Aim | Copy each line holding the string "image".

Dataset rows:
◆ ◆ ◆

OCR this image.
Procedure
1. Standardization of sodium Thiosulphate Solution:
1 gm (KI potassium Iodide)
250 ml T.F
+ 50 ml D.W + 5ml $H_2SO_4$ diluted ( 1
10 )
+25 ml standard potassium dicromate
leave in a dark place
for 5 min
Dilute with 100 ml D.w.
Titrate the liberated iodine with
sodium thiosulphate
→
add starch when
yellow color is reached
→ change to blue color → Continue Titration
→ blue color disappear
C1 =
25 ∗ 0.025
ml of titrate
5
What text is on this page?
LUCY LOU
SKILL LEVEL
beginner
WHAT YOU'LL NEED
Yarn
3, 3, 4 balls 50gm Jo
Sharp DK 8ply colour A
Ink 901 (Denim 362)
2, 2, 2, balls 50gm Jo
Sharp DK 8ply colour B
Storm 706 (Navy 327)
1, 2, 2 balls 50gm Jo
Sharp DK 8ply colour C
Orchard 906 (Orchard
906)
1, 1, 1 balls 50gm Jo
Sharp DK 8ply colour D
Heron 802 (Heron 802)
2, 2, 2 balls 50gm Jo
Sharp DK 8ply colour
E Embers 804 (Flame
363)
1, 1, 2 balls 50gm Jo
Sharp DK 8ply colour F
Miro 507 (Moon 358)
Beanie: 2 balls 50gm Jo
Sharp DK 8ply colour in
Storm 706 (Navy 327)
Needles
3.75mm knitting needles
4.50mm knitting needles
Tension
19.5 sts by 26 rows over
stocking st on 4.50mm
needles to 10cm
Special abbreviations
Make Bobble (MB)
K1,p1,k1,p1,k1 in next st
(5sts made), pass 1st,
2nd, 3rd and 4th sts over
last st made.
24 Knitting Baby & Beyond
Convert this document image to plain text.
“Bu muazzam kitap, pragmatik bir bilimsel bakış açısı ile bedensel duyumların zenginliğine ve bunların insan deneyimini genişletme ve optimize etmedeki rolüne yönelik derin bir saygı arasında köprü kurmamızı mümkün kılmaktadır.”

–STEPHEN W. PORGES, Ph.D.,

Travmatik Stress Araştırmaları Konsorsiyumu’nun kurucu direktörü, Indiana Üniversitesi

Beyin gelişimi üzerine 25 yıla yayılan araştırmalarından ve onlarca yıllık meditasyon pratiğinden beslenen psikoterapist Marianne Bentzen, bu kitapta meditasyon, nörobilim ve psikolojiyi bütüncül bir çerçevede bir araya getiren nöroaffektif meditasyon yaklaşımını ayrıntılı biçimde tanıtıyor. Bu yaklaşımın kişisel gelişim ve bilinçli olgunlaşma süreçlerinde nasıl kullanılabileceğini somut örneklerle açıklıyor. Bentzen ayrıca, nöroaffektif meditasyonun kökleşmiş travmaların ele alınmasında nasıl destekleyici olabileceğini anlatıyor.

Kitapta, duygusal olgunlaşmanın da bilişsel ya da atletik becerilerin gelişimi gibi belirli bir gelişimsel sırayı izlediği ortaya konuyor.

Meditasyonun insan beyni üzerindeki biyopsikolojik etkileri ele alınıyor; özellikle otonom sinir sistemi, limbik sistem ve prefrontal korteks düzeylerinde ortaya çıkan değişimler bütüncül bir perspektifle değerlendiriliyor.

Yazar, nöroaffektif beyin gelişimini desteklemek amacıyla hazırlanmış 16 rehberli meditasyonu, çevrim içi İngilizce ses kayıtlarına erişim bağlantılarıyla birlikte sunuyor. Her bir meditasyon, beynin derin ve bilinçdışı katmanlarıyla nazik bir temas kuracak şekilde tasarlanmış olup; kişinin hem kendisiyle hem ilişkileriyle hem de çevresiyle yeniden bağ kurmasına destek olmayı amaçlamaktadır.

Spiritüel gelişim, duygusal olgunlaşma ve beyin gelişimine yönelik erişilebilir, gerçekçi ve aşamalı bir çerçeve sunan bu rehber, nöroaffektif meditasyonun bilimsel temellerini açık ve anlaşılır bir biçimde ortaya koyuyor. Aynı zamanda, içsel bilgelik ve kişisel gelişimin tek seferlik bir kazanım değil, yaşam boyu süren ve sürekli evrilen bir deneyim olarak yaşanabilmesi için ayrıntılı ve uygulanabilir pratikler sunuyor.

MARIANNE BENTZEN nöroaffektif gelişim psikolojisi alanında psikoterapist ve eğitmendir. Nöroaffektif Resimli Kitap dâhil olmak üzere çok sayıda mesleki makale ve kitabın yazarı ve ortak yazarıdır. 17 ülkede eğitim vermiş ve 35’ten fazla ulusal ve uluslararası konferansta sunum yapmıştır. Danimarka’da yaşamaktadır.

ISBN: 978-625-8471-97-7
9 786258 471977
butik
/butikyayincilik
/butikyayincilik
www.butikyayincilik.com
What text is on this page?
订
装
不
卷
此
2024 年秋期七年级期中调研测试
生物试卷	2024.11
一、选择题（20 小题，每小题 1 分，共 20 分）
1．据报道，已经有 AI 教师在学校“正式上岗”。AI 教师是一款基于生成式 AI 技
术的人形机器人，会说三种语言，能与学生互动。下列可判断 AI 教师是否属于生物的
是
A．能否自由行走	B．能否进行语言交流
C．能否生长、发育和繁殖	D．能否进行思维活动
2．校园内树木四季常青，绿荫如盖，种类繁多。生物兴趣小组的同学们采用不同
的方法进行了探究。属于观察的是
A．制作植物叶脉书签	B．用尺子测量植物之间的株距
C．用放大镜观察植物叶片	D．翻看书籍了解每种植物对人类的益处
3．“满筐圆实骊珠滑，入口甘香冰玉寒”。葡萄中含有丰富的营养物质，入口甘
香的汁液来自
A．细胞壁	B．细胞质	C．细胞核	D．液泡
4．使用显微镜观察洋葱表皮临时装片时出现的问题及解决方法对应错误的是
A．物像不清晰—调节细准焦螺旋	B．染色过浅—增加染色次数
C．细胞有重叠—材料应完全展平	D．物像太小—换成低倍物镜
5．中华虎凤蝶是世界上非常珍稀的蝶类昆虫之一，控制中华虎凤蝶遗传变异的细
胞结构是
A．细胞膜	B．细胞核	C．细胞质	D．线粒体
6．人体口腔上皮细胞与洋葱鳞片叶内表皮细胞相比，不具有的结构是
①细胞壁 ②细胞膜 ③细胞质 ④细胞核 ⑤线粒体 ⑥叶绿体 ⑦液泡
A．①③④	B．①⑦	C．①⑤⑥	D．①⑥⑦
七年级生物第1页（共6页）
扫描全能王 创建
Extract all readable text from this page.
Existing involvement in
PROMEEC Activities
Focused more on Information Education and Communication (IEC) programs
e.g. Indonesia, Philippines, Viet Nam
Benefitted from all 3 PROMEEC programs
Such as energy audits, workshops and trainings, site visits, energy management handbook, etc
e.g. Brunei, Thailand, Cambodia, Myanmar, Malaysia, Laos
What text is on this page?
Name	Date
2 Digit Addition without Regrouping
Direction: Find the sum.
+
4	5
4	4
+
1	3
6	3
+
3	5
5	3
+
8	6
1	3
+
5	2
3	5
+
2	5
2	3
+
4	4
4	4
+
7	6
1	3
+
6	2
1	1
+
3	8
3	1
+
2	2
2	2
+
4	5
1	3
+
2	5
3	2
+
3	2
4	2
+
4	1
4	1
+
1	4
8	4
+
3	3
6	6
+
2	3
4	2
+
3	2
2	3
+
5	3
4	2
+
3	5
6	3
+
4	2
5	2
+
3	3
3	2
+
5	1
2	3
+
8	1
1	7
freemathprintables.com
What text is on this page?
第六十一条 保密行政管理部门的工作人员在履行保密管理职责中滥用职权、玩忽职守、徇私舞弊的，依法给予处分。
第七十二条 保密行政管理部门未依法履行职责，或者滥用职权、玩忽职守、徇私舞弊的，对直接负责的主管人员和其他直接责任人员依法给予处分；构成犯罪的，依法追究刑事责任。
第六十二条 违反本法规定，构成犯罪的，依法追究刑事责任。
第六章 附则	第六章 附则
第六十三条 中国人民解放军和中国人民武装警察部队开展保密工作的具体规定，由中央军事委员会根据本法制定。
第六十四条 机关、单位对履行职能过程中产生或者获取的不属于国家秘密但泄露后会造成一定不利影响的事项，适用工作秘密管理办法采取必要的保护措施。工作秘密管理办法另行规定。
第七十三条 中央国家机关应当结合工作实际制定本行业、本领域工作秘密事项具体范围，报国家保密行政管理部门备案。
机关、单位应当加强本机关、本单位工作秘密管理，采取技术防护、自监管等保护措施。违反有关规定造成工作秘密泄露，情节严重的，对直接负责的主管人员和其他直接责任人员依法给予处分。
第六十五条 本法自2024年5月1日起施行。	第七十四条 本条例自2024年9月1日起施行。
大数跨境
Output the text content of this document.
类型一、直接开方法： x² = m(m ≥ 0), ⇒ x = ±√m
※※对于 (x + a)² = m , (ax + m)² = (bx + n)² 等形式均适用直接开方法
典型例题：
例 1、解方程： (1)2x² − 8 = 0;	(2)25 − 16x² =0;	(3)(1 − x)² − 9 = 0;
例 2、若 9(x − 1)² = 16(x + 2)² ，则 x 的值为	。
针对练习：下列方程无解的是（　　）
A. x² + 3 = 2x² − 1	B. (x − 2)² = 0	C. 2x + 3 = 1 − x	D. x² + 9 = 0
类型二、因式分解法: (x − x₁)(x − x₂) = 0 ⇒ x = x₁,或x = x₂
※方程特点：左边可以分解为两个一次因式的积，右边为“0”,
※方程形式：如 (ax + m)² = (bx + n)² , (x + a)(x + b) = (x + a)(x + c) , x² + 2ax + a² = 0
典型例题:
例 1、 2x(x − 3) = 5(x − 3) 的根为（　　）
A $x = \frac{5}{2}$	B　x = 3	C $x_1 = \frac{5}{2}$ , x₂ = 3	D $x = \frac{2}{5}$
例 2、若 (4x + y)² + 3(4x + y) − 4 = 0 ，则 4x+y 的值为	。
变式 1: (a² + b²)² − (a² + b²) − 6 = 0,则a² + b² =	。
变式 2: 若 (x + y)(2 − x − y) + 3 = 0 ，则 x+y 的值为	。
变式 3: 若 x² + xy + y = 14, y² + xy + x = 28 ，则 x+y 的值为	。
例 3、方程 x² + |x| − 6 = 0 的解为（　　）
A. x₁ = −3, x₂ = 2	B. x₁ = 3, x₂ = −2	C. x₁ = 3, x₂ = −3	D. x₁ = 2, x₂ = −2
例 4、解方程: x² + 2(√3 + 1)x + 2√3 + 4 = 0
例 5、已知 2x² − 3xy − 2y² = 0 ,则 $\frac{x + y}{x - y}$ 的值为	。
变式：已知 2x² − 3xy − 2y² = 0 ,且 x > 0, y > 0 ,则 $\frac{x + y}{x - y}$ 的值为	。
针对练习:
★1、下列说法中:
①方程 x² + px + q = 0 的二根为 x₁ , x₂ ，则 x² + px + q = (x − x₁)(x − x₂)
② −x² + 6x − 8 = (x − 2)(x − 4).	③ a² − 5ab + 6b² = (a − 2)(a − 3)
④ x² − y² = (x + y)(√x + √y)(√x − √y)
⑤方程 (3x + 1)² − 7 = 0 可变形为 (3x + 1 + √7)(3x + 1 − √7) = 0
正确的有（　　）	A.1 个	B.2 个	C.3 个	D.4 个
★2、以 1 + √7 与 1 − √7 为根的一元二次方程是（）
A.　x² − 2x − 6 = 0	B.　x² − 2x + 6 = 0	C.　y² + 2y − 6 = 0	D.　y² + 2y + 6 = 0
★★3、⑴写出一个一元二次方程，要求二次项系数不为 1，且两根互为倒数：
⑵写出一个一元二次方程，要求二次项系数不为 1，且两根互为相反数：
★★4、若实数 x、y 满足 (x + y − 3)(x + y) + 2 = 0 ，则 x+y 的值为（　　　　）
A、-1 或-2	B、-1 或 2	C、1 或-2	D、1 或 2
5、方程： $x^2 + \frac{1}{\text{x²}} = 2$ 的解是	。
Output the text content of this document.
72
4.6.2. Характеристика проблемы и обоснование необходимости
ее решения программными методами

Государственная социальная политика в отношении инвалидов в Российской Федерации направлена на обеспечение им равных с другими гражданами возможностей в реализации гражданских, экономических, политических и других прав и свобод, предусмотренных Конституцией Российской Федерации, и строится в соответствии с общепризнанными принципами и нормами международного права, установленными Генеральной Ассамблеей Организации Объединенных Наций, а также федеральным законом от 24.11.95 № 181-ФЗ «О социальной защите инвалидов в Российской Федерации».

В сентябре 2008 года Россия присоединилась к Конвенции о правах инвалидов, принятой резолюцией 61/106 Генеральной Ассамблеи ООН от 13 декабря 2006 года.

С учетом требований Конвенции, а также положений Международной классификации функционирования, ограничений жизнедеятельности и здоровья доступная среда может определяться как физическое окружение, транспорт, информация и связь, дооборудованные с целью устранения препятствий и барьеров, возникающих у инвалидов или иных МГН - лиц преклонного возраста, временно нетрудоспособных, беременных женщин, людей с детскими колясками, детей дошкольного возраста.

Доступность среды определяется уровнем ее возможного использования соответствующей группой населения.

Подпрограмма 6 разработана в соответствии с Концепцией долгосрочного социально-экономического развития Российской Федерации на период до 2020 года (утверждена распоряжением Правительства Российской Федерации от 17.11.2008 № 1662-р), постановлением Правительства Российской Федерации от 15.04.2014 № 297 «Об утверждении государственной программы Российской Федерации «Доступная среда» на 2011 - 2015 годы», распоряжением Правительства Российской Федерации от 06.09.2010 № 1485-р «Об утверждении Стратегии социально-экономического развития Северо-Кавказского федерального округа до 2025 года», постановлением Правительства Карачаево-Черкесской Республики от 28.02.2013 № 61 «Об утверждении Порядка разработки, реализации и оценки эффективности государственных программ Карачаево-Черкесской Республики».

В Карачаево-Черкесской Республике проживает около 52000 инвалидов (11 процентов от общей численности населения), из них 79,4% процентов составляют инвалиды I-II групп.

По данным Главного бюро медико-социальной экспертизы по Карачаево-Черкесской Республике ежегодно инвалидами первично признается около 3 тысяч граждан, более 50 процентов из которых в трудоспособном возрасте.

◆ ◆ ◆

Correct result |
OCR this image.
Convert this document image to plain text.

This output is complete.